- [DIRECTION]
Please pull out every line that includes the string "steps".
┌────────
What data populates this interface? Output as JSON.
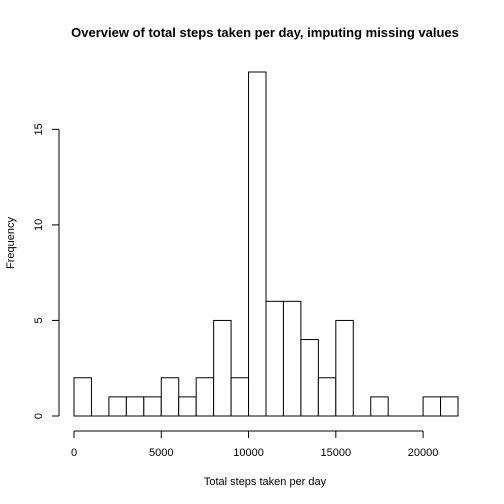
{
  "chart_data": {
    "type": "bar",
    "title": "Overview of total steps taken per day, imputing missing values",
    "xlabel": "Total steps taken per day",
    "ylabel": "Frequency",
    "bin_width": 1000,
    "bins": [
      {
        "x0": 0,
        "x1": 1000,
        "count": 2
      },
      {
        "x0": 1000,
        "x1": 2000,
        "count": 0
      },
      {
        "x0": 2000,
        "x1": 3000,
        "count": 1
      },
      {
        "x0": 3000,
        "x1": 4000,
        "count": 1
      },
      {
        "x0": 4000,
        "x1": 5000,
        "count": 1
      },
      {
        "x0": 5000,
        "x1": 6000,
        "count": 2
      },
      {
        "x0": 6000,
        "x1": 7000,
        "count": 1
      },
      {
        "x0": 7000,
        "x1": 8000,
        "count": 2
      },
      {
        "x0": 8000,
        "x1": 9000,
        "count": 5
      },
      {
        "x0": 9000,
        "x1": 10000,
        "count": 2
      },
      {
        "x0": 10000,
        "x1": 11000,
        "count": 18
      },
      {
        "x0": 11000,
        "x1": 12000,
        "count": 6
      },
      {
        "x0": 12000,
        "x1": 13000,
        "count": 6
      },
      {
        "x0": 13000,
        "x1": 14000,
        "count": 4
      },
      {
        "x0": 14000,
        "x1": 15000,
        "count": 2
      },
      {
        "x0": 15000,
        "x1": 16000,
        "count": 5
      },
      {
        "x0": 16000,
        "x1": 17000,
        "count": 0
      },
      {
        "x0": 17000,
        "x1": 18000,
        "count": 1
      },
      {
        "x0": 18000,
        "x1": 19000,
        "count": 0
      },
      {
        "x0": 19000,
        "x1": 20000,
        "count": 0
      },
      {
        "x0": 20000,
        "x1": 21000,
        "count": 1
      },
      {
        "x0": 21000,
        "x1": 22000,
        "count": 1
      }
    ],
    "xlim": [
      0,
      22000
    ],
    "ylim": [
      0,
      18
    ],
    "x_ticks": [
      0,
      5000,
      10000,
      15000,
      20000
    ],
    "y_ticks": [
      0,
      5,
      10,
      15
    ],
    "grid": false,
    "bar_fill": "#ffffff",
    "bar_stroke": "#000000"
  }
}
└────────
- [EXERCISE RESULT]
    "title": "Overview of total steps taken per day, imputing missing values",
    "xlabel": "Total steps taken per day",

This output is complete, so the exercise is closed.